> [What you will do] Identify the lines that contain the string "Clinton", then copy each of them.

> [Stored data]

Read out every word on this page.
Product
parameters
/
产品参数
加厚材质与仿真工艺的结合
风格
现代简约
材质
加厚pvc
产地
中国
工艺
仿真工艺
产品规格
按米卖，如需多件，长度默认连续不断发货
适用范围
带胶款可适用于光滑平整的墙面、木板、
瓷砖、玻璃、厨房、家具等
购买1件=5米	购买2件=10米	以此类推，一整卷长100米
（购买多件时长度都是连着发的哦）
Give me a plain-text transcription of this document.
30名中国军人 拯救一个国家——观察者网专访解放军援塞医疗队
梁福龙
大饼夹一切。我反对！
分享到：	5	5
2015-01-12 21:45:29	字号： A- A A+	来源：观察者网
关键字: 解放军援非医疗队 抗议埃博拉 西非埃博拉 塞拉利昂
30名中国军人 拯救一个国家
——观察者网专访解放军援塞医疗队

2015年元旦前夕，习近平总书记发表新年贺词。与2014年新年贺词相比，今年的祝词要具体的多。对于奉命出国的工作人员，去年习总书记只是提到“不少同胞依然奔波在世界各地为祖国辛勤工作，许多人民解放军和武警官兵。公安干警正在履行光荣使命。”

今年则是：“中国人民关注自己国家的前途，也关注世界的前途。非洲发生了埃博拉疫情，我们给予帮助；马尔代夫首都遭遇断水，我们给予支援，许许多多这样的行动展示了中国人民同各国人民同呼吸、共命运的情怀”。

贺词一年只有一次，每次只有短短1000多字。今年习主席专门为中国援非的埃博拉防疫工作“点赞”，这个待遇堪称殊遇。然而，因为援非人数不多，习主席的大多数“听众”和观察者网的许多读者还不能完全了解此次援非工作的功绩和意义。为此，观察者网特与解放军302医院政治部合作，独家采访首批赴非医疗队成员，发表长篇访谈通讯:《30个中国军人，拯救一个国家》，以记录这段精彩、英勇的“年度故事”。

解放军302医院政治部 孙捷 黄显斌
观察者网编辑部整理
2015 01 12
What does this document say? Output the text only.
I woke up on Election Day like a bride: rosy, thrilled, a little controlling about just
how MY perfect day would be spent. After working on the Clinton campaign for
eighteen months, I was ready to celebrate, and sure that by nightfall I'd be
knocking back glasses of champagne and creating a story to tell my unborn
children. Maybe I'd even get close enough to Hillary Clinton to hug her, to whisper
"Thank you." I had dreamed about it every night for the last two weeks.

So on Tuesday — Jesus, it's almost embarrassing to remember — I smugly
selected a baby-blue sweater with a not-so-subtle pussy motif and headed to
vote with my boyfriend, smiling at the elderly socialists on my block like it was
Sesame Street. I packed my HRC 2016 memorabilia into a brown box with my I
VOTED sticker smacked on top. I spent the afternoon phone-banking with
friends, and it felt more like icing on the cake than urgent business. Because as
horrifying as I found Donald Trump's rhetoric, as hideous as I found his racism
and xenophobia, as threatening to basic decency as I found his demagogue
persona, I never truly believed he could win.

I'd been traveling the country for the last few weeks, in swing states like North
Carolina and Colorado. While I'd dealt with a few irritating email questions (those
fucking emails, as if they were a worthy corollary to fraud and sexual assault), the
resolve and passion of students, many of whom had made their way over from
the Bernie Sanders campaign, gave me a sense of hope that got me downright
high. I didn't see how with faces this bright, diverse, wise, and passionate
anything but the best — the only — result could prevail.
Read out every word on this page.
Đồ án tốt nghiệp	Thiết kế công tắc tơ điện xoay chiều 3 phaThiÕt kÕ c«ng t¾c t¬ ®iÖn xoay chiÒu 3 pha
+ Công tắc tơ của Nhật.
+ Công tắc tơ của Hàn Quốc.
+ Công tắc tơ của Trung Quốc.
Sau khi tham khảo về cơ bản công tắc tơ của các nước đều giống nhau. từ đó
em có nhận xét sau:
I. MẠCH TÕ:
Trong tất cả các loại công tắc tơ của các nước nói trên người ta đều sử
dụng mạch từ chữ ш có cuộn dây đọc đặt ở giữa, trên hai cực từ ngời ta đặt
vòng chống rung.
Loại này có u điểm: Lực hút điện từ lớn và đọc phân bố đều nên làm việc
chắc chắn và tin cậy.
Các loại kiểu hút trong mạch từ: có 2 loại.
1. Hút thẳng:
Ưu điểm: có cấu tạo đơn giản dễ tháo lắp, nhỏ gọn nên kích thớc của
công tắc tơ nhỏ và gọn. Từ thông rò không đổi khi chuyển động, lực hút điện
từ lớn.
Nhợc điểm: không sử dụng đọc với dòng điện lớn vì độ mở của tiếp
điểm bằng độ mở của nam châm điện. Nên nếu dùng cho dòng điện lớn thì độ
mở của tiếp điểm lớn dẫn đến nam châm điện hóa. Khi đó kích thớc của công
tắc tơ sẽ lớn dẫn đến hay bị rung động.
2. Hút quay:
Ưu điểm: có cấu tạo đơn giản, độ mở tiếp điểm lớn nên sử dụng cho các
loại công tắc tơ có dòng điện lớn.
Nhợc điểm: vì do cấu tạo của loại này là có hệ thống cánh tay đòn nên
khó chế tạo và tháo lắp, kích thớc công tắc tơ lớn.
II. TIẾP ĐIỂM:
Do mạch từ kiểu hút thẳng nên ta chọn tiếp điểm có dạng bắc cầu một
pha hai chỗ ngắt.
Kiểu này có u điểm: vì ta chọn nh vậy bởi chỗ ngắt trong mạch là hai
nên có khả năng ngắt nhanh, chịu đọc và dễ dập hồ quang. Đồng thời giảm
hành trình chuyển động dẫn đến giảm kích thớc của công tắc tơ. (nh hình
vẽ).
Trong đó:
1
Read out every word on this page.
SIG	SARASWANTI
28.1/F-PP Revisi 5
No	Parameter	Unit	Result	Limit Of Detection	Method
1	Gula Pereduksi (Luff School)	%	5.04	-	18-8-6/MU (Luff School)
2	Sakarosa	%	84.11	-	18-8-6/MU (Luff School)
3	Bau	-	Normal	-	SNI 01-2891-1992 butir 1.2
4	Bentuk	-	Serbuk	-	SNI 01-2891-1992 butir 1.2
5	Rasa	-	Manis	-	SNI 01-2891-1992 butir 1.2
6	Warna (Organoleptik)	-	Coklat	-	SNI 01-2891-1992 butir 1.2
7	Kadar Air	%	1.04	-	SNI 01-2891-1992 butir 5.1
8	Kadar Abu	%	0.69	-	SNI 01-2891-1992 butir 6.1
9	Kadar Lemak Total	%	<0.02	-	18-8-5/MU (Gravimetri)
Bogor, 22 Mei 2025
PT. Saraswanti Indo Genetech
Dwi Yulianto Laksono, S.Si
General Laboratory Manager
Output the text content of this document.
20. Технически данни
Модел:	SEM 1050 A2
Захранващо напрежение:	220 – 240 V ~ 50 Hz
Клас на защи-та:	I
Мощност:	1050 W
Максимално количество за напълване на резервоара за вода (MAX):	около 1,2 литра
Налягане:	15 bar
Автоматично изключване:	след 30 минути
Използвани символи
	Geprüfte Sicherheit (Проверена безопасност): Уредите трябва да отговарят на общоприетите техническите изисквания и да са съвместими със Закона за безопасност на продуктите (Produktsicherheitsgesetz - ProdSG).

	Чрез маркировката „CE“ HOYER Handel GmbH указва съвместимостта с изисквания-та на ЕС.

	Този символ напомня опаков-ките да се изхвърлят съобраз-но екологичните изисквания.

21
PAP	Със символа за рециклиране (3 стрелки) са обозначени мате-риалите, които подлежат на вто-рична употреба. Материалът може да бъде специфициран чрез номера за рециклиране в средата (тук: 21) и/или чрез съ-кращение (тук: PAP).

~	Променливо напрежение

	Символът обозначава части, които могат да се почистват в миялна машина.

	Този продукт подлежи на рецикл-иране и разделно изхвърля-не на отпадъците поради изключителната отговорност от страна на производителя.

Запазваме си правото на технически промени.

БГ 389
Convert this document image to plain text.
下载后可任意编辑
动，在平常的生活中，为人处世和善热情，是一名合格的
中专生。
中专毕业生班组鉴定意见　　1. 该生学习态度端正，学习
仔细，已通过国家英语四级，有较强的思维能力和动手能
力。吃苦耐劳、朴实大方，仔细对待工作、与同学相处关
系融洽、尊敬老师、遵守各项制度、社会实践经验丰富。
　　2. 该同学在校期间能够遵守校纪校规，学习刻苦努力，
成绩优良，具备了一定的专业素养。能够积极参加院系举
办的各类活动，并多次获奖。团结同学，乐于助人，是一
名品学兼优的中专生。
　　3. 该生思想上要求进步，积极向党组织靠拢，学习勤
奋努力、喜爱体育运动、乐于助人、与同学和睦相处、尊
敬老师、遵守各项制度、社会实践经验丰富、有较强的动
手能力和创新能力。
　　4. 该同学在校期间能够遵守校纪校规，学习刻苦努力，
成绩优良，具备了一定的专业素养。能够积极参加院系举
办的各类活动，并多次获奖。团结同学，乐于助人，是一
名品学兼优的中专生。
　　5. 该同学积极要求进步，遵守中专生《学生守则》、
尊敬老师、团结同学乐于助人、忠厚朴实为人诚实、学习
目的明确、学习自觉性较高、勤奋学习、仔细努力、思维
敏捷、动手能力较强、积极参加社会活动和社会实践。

> [Finished answer]
how MY perfect day would be spent. After working on the Clinton campaign for
children. Maybe I'd even get close enough to Hillary Clinton to hug her, to whisper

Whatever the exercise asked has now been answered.